> _PROVIDED DATA_
:::

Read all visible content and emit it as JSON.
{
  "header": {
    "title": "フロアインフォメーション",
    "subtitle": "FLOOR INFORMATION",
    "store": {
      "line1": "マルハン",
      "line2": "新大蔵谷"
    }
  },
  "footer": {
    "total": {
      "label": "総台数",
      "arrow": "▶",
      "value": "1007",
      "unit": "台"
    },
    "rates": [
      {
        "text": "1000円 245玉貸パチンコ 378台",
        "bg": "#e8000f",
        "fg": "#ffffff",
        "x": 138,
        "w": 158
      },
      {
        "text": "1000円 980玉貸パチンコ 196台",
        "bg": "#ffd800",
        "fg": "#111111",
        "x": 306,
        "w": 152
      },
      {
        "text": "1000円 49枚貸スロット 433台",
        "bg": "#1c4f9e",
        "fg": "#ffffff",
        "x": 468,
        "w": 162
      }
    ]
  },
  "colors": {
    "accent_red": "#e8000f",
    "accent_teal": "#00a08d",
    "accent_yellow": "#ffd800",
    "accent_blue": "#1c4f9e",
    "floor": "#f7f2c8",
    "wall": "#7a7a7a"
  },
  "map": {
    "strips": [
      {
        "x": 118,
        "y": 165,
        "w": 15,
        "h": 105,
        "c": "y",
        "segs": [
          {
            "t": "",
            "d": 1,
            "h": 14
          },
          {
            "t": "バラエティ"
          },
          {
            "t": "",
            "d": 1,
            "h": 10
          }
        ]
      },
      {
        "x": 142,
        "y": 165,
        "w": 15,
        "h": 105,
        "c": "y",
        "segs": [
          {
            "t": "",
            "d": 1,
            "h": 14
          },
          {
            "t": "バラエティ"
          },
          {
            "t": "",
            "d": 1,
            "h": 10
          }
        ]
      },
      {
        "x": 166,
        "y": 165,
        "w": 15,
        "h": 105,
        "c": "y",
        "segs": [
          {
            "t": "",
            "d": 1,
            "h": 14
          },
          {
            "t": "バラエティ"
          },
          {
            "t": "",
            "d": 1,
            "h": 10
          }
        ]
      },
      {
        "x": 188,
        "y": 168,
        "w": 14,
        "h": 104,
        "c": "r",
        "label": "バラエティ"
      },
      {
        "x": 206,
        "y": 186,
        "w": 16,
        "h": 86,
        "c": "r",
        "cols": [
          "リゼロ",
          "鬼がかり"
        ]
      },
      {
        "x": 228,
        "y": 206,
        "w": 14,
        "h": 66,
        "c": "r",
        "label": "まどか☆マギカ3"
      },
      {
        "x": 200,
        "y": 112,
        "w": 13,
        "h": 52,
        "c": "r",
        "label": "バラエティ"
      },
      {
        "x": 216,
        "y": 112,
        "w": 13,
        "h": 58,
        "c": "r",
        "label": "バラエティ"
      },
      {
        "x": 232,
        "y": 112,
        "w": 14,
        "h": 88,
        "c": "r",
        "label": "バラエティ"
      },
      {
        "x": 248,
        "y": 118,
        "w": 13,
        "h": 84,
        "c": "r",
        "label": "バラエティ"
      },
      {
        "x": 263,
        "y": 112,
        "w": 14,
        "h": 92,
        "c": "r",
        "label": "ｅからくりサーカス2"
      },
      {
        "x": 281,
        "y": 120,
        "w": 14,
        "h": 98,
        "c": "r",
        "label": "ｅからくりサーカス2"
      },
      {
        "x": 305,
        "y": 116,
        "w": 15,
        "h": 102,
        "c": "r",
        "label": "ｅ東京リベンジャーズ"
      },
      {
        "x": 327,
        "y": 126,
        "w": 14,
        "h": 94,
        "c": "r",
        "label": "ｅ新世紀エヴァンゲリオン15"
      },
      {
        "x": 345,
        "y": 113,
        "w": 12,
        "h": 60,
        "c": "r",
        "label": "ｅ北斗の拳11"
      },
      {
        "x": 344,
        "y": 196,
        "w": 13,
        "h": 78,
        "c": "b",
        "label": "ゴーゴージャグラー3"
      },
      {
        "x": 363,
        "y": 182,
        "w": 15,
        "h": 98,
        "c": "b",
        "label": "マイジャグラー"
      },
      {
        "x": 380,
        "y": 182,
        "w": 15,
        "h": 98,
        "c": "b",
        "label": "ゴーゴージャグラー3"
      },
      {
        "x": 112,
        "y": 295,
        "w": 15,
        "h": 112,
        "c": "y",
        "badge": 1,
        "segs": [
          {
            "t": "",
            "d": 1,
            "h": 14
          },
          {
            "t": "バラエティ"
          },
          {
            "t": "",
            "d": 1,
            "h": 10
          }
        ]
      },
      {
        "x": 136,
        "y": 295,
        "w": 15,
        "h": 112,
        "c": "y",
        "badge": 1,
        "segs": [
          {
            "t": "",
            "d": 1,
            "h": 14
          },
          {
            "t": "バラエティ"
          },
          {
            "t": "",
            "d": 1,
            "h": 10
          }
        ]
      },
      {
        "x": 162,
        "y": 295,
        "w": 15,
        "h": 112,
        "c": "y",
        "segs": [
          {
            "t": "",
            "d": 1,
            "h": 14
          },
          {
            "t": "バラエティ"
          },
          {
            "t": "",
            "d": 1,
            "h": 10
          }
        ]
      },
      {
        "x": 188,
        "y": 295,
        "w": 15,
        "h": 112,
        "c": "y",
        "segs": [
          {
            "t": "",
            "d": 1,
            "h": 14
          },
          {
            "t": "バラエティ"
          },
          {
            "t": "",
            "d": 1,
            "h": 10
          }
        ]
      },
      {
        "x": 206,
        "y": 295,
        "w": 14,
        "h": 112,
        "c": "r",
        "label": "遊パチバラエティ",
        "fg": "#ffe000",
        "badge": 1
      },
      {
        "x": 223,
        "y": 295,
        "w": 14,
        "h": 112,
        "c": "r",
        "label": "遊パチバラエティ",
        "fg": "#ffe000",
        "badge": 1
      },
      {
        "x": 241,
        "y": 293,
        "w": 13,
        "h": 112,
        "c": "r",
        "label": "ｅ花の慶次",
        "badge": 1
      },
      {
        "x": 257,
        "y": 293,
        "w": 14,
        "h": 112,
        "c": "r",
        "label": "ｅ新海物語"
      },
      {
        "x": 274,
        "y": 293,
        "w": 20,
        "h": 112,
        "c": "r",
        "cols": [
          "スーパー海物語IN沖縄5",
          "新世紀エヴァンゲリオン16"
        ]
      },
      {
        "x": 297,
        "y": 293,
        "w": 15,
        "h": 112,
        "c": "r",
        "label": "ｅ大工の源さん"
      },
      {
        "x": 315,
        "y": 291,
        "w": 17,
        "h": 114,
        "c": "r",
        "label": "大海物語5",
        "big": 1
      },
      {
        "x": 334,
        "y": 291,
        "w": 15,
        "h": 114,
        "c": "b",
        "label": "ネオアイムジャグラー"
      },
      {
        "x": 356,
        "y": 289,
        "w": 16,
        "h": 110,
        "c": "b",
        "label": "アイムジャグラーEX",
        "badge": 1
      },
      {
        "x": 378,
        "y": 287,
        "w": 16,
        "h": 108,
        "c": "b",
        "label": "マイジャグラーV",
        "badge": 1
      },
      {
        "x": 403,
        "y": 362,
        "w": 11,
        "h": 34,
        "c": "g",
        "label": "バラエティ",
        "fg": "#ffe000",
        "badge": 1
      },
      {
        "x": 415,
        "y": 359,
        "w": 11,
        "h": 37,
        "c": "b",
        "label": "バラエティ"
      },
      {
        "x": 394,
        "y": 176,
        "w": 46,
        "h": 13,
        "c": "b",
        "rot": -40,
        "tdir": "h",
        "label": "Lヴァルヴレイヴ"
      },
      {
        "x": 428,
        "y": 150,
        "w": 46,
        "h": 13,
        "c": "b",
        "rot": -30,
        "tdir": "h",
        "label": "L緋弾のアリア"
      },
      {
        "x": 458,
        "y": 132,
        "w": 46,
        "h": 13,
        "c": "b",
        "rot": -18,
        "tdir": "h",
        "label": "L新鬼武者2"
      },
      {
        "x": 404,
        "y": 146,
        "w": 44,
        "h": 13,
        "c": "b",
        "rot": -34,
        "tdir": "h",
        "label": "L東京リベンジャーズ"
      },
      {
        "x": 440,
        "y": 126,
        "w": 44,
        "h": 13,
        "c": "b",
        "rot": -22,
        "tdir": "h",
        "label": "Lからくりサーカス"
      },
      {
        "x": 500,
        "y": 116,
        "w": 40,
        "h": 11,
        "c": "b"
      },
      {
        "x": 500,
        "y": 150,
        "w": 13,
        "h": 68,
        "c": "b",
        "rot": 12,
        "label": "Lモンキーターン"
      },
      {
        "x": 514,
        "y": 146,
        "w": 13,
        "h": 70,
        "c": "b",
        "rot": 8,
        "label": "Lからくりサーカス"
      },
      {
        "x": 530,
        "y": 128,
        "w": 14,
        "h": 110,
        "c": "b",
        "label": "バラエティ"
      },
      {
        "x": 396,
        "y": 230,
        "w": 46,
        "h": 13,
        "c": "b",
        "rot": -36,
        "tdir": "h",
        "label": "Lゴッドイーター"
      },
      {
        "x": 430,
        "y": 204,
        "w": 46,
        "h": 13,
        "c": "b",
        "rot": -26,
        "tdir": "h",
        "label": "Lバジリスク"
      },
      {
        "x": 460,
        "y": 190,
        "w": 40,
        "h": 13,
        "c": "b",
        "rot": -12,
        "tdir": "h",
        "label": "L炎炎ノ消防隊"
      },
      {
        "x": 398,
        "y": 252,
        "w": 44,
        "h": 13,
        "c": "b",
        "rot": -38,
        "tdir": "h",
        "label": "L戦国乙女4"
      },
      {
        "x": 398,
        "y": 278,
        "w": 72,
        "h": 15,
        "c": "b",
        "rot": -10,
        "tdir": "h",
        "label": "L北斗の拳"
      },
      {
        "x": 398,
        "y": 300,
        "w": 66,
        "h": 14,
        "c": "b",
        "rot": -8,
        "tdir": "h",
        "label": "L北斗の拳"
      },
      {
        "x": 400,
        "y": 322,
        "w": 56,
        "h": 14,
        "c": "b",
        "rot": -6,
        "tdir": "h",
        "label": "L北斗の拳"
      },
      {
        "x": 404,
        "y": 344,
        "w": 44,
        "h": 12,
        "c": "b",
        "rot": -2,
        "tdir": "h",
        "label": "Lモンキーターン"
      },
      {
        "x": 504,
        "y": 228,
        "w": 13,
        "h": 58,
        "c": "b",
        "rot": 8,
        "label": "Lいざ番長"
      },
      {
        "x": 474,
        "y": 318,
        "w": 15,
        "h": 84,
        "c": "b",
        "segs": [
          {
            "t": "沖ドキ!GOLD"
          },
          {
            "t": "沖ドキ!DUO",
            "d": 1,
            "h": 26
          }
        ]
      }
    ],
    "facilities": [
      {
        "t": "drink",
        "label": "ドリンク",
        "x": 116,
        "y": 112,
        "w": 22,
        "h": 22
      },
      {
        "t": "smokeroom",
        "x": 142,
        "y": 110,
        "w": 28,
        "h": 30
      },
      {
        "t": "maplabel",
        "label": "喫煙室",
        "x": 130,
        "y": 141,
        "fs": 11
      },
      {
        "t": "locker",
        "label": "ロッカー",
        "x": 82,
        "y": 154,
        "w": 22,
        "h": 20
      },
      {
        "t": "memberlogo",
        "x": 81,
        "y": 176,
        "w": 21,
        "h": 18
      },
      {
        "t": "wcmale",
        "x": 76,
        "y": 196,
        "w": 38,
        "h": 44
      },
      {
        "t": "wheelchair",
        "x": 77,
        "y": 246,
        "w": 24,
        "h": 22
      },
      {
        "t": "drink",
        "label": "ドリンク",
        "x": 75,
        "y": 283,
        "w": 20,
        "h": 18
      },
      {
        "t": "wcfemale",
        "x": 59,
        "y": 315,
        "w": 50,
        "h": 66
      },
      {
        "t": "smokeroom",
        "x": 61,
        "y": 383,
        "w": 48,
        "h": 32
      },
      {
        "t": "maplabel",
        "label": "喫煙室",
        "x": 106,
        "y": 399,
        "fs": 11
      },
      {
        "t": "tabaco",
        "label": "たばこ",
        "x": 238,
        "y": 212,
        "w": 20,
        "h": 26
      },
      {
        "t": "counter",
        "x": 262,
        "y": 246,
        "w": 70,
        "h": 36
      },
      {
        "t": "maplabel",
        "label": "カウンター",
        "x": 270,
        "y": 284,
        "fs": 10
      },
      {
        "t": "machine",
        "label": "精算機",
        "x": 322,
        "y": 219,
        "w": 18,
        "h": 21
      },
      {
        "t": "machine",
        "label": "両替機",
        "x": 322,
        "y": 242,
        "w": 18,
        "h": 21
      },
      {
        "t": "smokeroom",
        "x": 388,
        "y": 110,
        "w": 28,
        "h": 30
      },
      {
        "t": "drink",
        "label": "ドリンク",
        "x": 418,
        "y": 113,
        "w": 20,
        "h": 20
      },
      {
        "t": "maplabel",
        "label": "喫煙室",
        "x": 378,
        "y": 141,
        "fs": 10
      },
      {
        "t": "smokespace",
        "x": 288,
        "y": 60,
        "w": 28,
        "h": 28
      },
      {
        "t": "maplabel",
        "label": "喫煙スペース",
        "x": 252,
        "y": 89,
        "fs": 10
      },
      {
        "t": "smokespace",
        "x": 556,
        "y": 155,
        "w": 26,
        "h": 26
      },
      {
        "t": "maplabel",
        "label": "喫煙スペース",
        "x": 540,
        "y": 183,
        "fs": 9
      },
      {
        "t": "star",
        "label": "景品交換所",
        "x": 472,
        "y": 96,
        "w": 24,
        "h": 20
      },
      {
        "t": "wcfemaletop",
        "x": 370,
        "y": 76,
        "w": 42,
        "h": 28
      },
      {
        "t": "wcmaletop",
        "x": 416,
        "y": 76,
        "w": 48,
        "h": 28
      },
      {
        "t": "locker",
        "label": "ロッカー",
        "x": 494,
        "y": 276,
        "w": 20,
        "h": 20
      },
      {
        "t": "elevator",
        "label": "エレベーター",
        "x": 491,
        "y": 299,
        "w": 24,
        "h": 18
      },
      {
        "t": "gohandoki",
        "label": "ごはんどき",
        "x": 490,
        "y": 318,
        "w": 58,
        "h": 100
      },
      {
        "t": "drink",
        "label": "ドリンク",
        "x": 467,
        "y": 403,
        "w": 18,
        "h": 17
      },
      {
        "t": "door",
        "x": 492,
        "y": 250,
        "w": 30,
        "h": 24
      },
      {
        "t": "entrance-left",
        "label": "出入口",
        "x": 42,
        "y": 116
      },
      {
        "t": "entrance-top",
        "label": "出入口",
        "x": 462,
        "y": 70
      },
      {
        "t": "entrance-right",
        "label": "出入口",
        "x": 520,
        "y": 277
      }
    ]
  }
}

:::

> _WHAT TO DO_
Return only those lines of the records that contain the string "text".

> _CORRECT RESULT_
        "text": "1000円 245玉貸パチンコ 378台",
        "text": "1000円 980玉貸パチンコ 196台",
        "text": "1000円 49枚貸スロット 433台",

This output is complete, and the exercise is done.